▸ **Collected data entries**
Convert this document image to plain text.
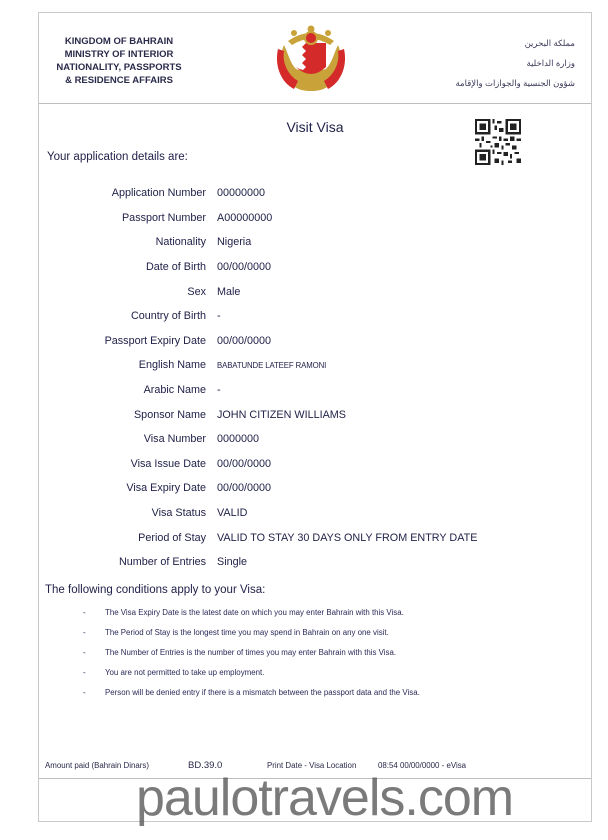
KINGDOM OF BAHRAIN
MINISTRY OF INTERIOR
NATIONALITY, PASSPORTS
& RESIDENCE AFFAIRS
مملكة البحرين
وزارة الداخلية
شؤون الجنسية والجوازات والإقامة
Visit Visa
Your application details are:
Application Number	00000000
Passport Number	A00000000
Nationality	Nigeria
Date of Birth	00/00/0000
Sex	Male
Country of Birth	-
Passport Expiry Date	00/00/0000
English Name	BABATUNDE LATEEF RAMONI
Arabic Name	-
Sponsor Name	JOHN CITIZEN WILLIAMS
Visa Number	0000000
Visa Issue Date	00/00/0000
Visa Expiry Date	00/00/0000
Visa Status	VALID
Period of Stay	VALID TO STAY 30 DAYS ONLY FROM ENTRY DATE
Number of Entries	Single
The following conditions apply to your Visa:
-	The Visa Expiry Date is the latest date on which you may enter Bahrain with this Visa.
-	The Period of Stay is the longest time you may spend in Bahrain on any one visit.
-	The Number of Entries is the number of times you may enter Bahrain with this Visa.
-	You are not permitted to take up employment.
-	Person will be denied entry if there is a mismatch between the passport data and the Visa.
Amount paid (Bahrain Dinars)	BD.39.0	Print Date - Visa Location	08:54 00/00/0000 - eVisa
paulotravels.com
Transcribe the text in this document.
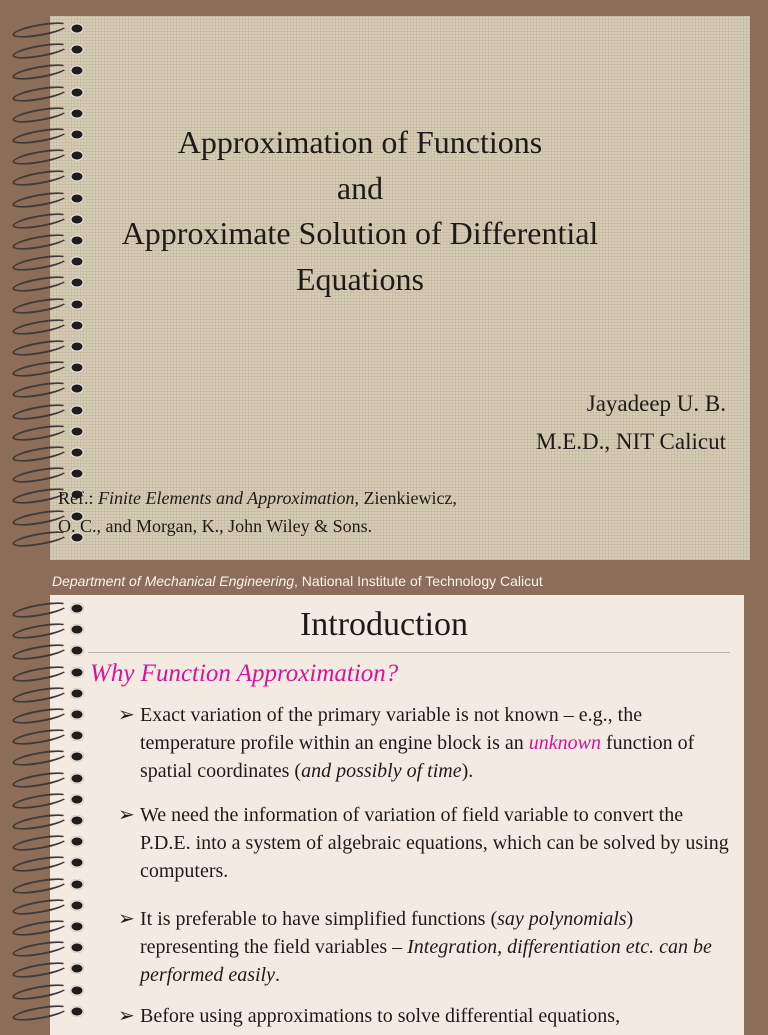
Approximation of Functions
and
Approximate Solution of Differential
Equations
Jayadeep U. B.
M.E.D., NIT Calicut
Ref.: Finite Elements and Approximation, Zienkiewicz,
O. C., and Morgan, K., John Wiley & Sons.
Department of Mechanical Engineering, National Institute of Technology Calicut
Introduction
Why Function Approximation?
➢ Exact variation of the primary variable is not known – e.g., the temperature profile within an engine block is an unknown function of spatial coordinates (and possibly of time).
➢ We need the information of variation of field variable to convert the P.D.E. into a system of algebraic equations, which can be solved by using computers.
➢ It is preferable to have simplified functions (say polynomials) representing the field variables – Integration, differentiation etc. can be performed easily.
➢ Before using approximations to solve differential equations,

▸ **DIRECTIONS FOR THIS TASK**
Repeat the material above word for word and skip every image in it.

▸ **RESPONSE TO THIS EXERCISE**
Convert this document image to plain text.
KINGDOM OF BAHRAIN
MINISTRY OF INTERIOR
NATIONALITY, PASSPORTS
& RESIDENCE AFFAIRS
مملكة البحرين
وزارة الداخلية
شؤون الجنسية والجوازات والإقامة
Visit Visa
Your application details are:
Application Number	00000000
Passport Number	A00000000
Nationality	Nigeria
Date of Birth	00/00/0000
Sex	Male
Country of Birth	-
Passport Expiry Date	00/00/0000
English Name	BABATUNDE LATEEF RAMONI
Arabic Name	-
Sponsor Name	JOHN CITIZEN WILLIAMS
Visa Number	0000000
Visa Issue Date	00/00/0000
Visa Expiry Date	00/00/0000
Visa Status	VALID
Period of Stay	VALID TO STAY 30 DAYS ONLY FROM ENTRY DATE
Number of Entries	Single
The following conditions apply to your Visa:
-	The Visa Expiry Date is the latest date on which you may enter Bahrain with this Visa.
-	The Period of Stay is the longest time you may spend in Bahrain on any one visit.
-	The Number of Entries is the number of times you may enter Bahrain with this Visa.
-	You are not permitted to take up employment.
-	Person will be denied entry if there is a mismatch between the passport data and the Visa.
Amount paid (Bahrain Dinars)	BD.39.0	Print Date - Visa Location	08:54 00/00/0000 - eVisa
paulotravels.com
Transcribe the text in this document.
Approximation of Functions
and
Approximate Solution of Differential
Equations
Jayadeep U. B.
M.E.D., NIT Calicut
Ref.: Finite Elements and Approximation, Zienkiewicz,
O. C., and Morgan, K., John Wiley & Sons.
Department of Mechanical Engineering, National Institute of Technology Calicut
Introduction
Why Function Approximation?
➢ Exact variation of the primary variable is not known – e.g., the temperature profile within an engine block is an unknown function of spatial coordinates (and possibly of time).
➢ We need the information of variation of field variable to convert the P.D.E. into a system of algebraic equations, which can be solved by using computers.
➢ It is preferable to have simplified functions (say polynomials) representing the field variables – Integration, differentiation etc. can be performed easily.
➢ Before using approximations to solve differential equations,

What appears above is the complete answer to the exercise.